(Collection entries)
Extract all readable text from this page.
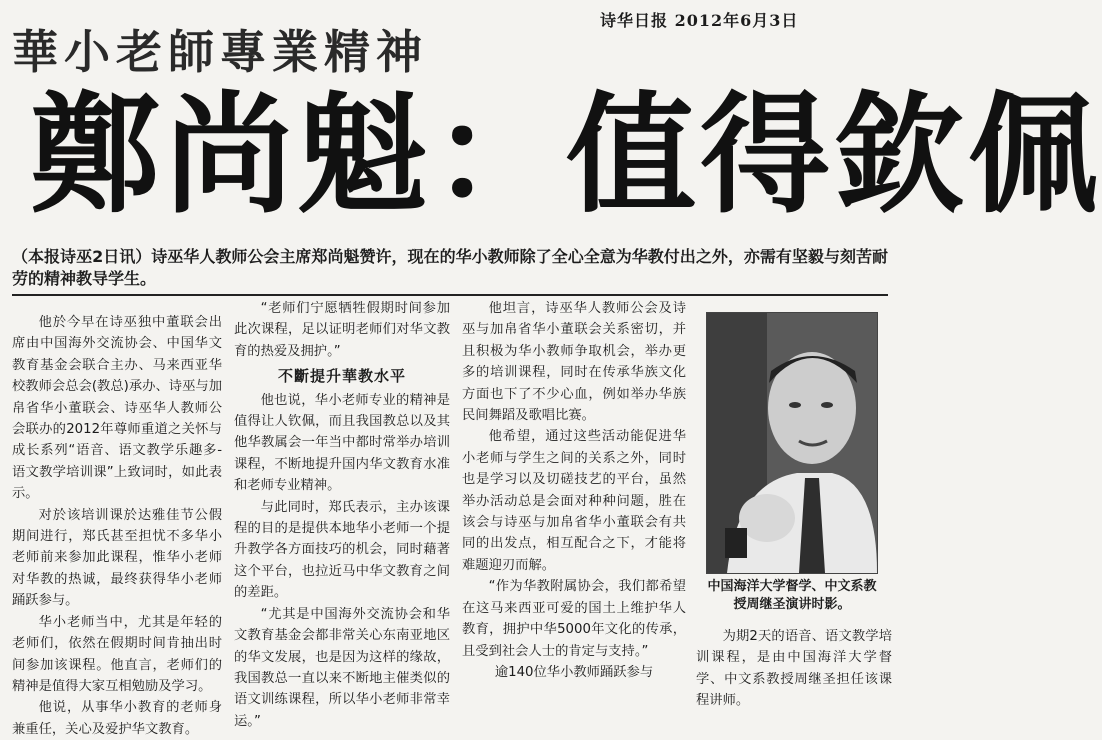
诗华日报 2012年6月3日
華小老師專業精神
鄭尚魁：值得欽佩
（本报诗巫2日讯）诗巫华人教师公会主席郑尚魁赞许，现在的华小教师除了全心全意为华教付出之外，亦需有坚毅与刻苦耐劳的精神教导学生。

他於今早在诗巫独中董联会出席由中国海外交流协会、中国华文教育基金会联合主办、马来西亚华校教师会总会(教总)承办、诗巫与加帛省华小董联会、诗巫华人教师公会联办的2012年尊师重道之关怀与成长系列“语音、语文教学乐趣多-语文教学培训课”上致词时，如此表示。

对於该培训课於达雅佳节公假期间进行，郑氏甚至担忧不多华小老师前来参加此课程，惟华小老师对华教的热诚，最终获得华小老师踊跃参与。

华小老师当中，尤其是年轻的老师们，依然在假期时间肯抽出时间参加该课程。他直言，老师们的精神是值得大家互相勉励及学习。

他说，从事华小教育的老师身兼重任，关心及爱护华文教育。

“老师们宁愿牺牲假期时间参加此次课程，足以证明老师们对华文教育的热爱及拥护。”

不斷提升華教水平

他也说，华小老师专业的精神是值得让人钦佩，而且我国教总以及其他华教属会一年当中都时常举办培训课程，不断地提升国内华文教育水准和老师专业精神。

与此同时，郑氏表示，主办该课程的目的是提供本地华小老师一个提升教学各方面技巧的机会，同时藉著这个平台，也拉近马中华文教育之间的差距。

“尤其是中国海外交流协会和华文教育基金会都非常关心东南亚地区的华文发展，也是因为这样的缘故，我国教总一直以来不断地主催类似的语文训练课程，所以华小老师非常幸运。”

他坦言，诗巫华人教师公会及诗巫与加帛省华小董联会关系密切，并且积极为华小教师争取机会，举办更多的培训课程，同时在传承华族文化方面也下了不少心血，例如举办华族民间舞蹈及歌唱比赛。

他希望，通过这些活动能促进华小老师与学生之间的关系之外，同时也是学习以及切磋技艺的平台，虽然举办活动总是会面对种种问题，胜在该会与诗巫与加帛省华小董联会有共同的出发点，相互配合之下，才能将难题迎刃而解。

“作为华教附属协会，我们都希望在这马来西亚可爱的国土上维护华人教育，拥护中华5000年文化的传承，且受到社会人士的肯定与支持。”

逾140位华小教师踊跃参与

中国海洋大学督学、中文系教授周继圣演讲时影。

为期2天的语音、语文教学培训课程，是由中国海洋大学督学、中文系教授周继圣担任该课程讲师。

> **Your task**: Return each line from the material above exactly, but not the pictures.

> **Solution for this exercise**:
Extract all readable text from this page.
诗华日报 2012年6月3日
華小老師專業精神
鄭尚魁：值得欽佩
（本报诗巫2日讯）诗巫华人教师公会主席郑尚魁赞许，现在的华小教师除了全心全意为华教付出之外，亦需有坚毅与刻苦耐劳的精神教导学生。

他於今早在诗巫独中董联会出席由中国海外交流协会、中国华文教育基金会联合主办、马来西亚华校教师会总会(教总)承办、诗巫与加帛省华小董联会、诗巫华人教师公会联办的2012年尊师重道之关怀与成长系列“语音、语文教学乐趣多-语文教学培训课”上致词时，如此表示。

对於该培训课於达雅佳节公假期间进行，郑氏甚至担忧不多华小老师前来参加此课程，惟华小老师对华教的热诚，最终获得华小老师踊跃参与。

华小老师当中，尤其是年轻的老师们，依然在假期时间肯抽出时间参加该课程。他直言，老师们的精神是值得大家互相勉励及学习。

他说，从事华小教育的老师身兼重任，关心及爱护华文教育。

“老师们宁愿牺牲假期时间参加此次课程，足以证明老师们对华文教育的热爱及拥护。”

不斷提升華教水平

他也说，华小老师专业的精神是值得让人钦佩，而且我国教总以及其他华教属会一年当中都时常举办培训课程，不断地提升国内华文教育水准和老师专业精神。

与此同时，郑氏表示，主办该课程的目的是提供本地华小老师一个提升教学各方面技巧的机会，同时藉著这个平台，也拉近马中华文教育之间的差距。

“尤其是中国海外交流协会和华文教育基金会都非常关心东南亚地区的华文发展，也是因为这样的缘故，我国教总一直以来不断地主催类似的语文训练课程，所以华小老师非常幸运。”

他坦言，诗巫华人教师公会及诗巫与加帛省华小董联会关系密切，并且积极为华小教师争取机会，举办更多的培训课程，同时在传承华族文化方面也下了不少心血，例如举办华族民间舞蹈及歌唱比赛。

他希望，通过这些活动能促进华小老师与学生之间的关系之外，同时也是学习以及切磋技艺的平台，虽然举办活动总是会面对种种问题，胜在该会与诗巫与加帛省华小董联会有共同的出发点，相互配合之下，才能将难题迎刃而解。

“作为华教附属协会，我们都希望在这马来西亚可爱的国土上维护华人教育，拥护中华5000年文化的传承，且受到社会人士的肯定与支持。”

逾140位华小教师踊跃参与

中国海洋大学督学、中文系教授周继圣演讲时影。

为期2天的语音、语文教学培训课程，是由中国海洋大学督学、中文系教授周继圣担任该课程讲师。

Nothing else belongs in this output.